== WHAT IS REQUIRED ==
Repeat every record exactly, but keep images out of the copy.
--------------------
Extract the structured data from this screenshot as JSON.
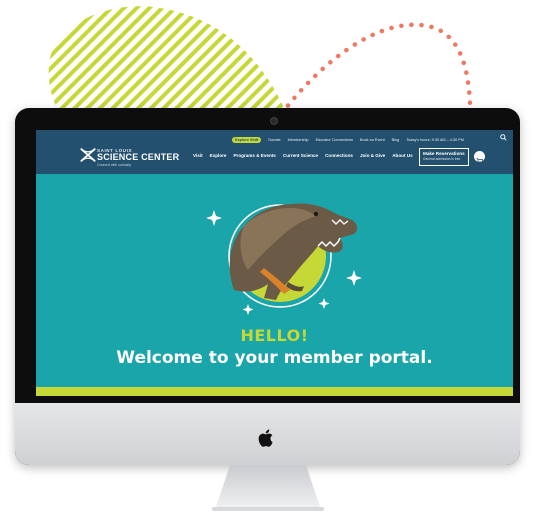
{
  "colors": {
    "teal": "#19a5a9",
    "navy": "#24506f",
    "lime": "#c6d835",
    "coral": "#ef7863"
  },
  "header": {
    "logo": {
      "line1": "SAINT LOUIS",
      "line2": "SCIENCE CENTER",
      "line3": "Connect with curiosity"
    },
    "utility_nav": {
      "pill": "Explore Shift",
      "items": [
        "Donate",
        "Membership",
        "Educator Connections",
        "Book an Event",
        "Blog"
      ],
      "hours": "Today's hours: 9:30 AM – 4:30 PM"
    },
    "main_nav": [
      "Visit",
      "Explore",
      "Programs & Events",
      "Current Science",
      "Connections",
      "Join & Give",
      "About Us"
    ],
    "reservations": {
      "title": "Make Reservations",
      "subtitle": "General admission is free"
    }
  },
  "hero": {
    "hello": "HELLO!",
    "welcome": "Welcome to your member portal."
  },
  "icons": {
    "search": "search-icon",
    "cart": "cart-icon",
    "apple": "apple-logo-icon"
  }
}
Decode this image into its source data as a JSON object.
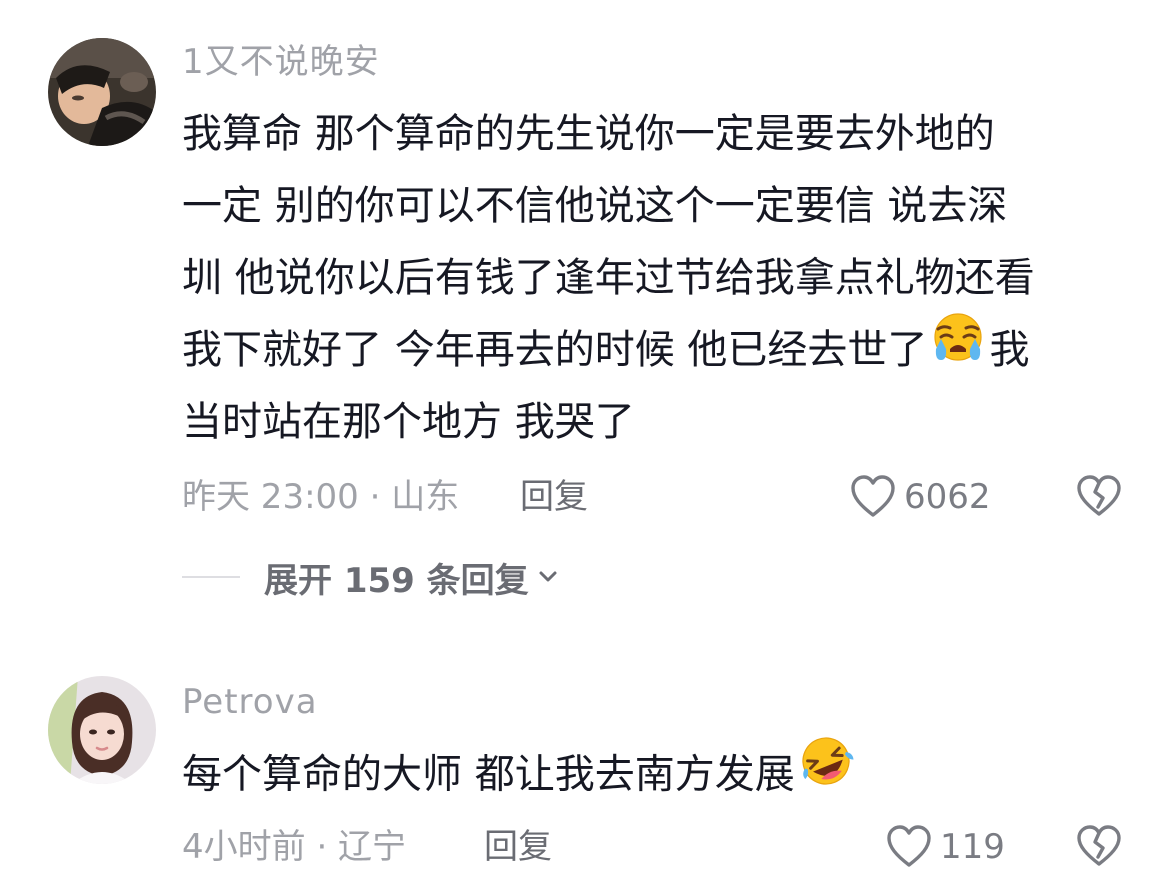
{
  "comments": [
    {
      "username": "1又不说晚安",
      "text_lines": [
        "我算命 那个算命的先生说你一定是要去外地的",
        "一定 别的你可以不信他说这个一定要信 说去深",
        "圳 他说你以后有钱了逢年过节给我拿点礼物还看",
        "我下就好了 今年再去的时候 他已经去世了",
        "当时站在那个地方 我哭了"
      ],
      "line4_after_emoji": "我",
      "emoji": "loudly-crying-face",
      "time_location": "昨天 23:00 · 山东",
      "reply_label": "回复",
      "like_count": "6062",
      "expand_label": "展开 159 条回复"
    },
    {
      "username": "Petrova",
      "text": "每个算命的大师 都让我去南方发展",
      "emoji": "rolling-on-floor-laughing",
      "time_location": "4小时前 · 辽宁",
      "reply_label": "回复",
      "like_count": "119"
    }
  ],
  "icons": {
    "like": "heart-outline-icon",
    "dislike": "broken-heart-icon",
    "expand": "chevron-down-icon"
  },
  "colors": {
    "text_primary": "#161823",
    "text_secondary": "#a0a2a8",
    "action_text": "#6a6c73",
    "icon_gray": "#7a7c83",
    "emoji_yellow": "#fcc21b",
    "tear_blue": "#5eb7f0"
  }
}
--------------------
== EXERCISE RESPONSE ==
Extract the structured data from this screenshot as JSON.
{
  "colors": {
    "teal": "#19a5a9",
    "navy": "#24506f",
    "lime": "#c6d835",
    "coral": "#ef7863"
  },
  "header": {
    "logo": {
      "line1": "SAINT LOUIS",
      "line2": "SCIENCE CENTER",
      "line3": "Connect with curiosity"
    },
    "utility_nav": {
      "pill": "Explore Shift",
      "items": [
        "Donate",
        "Membership",
        "Educator Connections",
        "Book an Event",
        "Blog"
      ],
      "hours": "Today's hours: 9:30 AM – 4:30 PM"
    },
    "main_nav": [
      "Visit",
      "Explore",
      "Programs & Events",
      "Current Science",
      "Connections",
      "Join & Give",
      "About Us"
    ],
    "reservations": {
      "title": "Make Reservations",
      "subtitle": "General admission is free"
    }
  },
  "hero": {
    "hello": "HELLO!",
    "welcome": "Welcome to your member portal."
  },
  "icons": {
    "search": "search-icon",
    "cart": "cart-icon",
    "apple": "apple-logo-icon"
  }
}
Decode this image into its source data as a JSON object.
{
  "comments": [
    {
      "username": "1又不说晚安",
      "text_lines": [
        "我算命 那个算命的先生说你一定是要去外地的",
        "一定 别的你可以不信他说这个一定要信 说去深",
        "圳 他说你以后有钱了逢年过节给我拿点礼物还看",
        "我下就好了 今年再去的时候 他已经去世了",
        "当时站在那个地方 我哭了"
      ],
      "line4_after_emoji": "我",
      "emoji": "loudly-crying-face",
      "time_location": "昨天 23:00 · 山东",
      "reply_label": "回复",
      "like_count": "6062",
      "expand_label": "展开 159 条回复"
    },
    {
      "username": "Petrova",
      "text": "每个算命的大师 都让我去南方发展",
      "emoji": "rolling-on-floor-laughing",
      "time_location": "4小时前 · 辽宁",
      "reply_label": "回复",
      "like_count": "119"
    }
  ],
  "icons": {
    "like": "heart-outline-icon",
    "dislike": "broken-heart-icon",
    "expand": "chevron-down-icon"
  },
  "colors": {
    "text_primary": "#161823",
    "text_secondary": "#a0a2a8",
    "action_text": "#6a6c73",
    "icon_gray": "#7a7c83",
    "emoji_yellow": "#fcc21b",
    "tear_blue": "#5eb7f0"
  }
}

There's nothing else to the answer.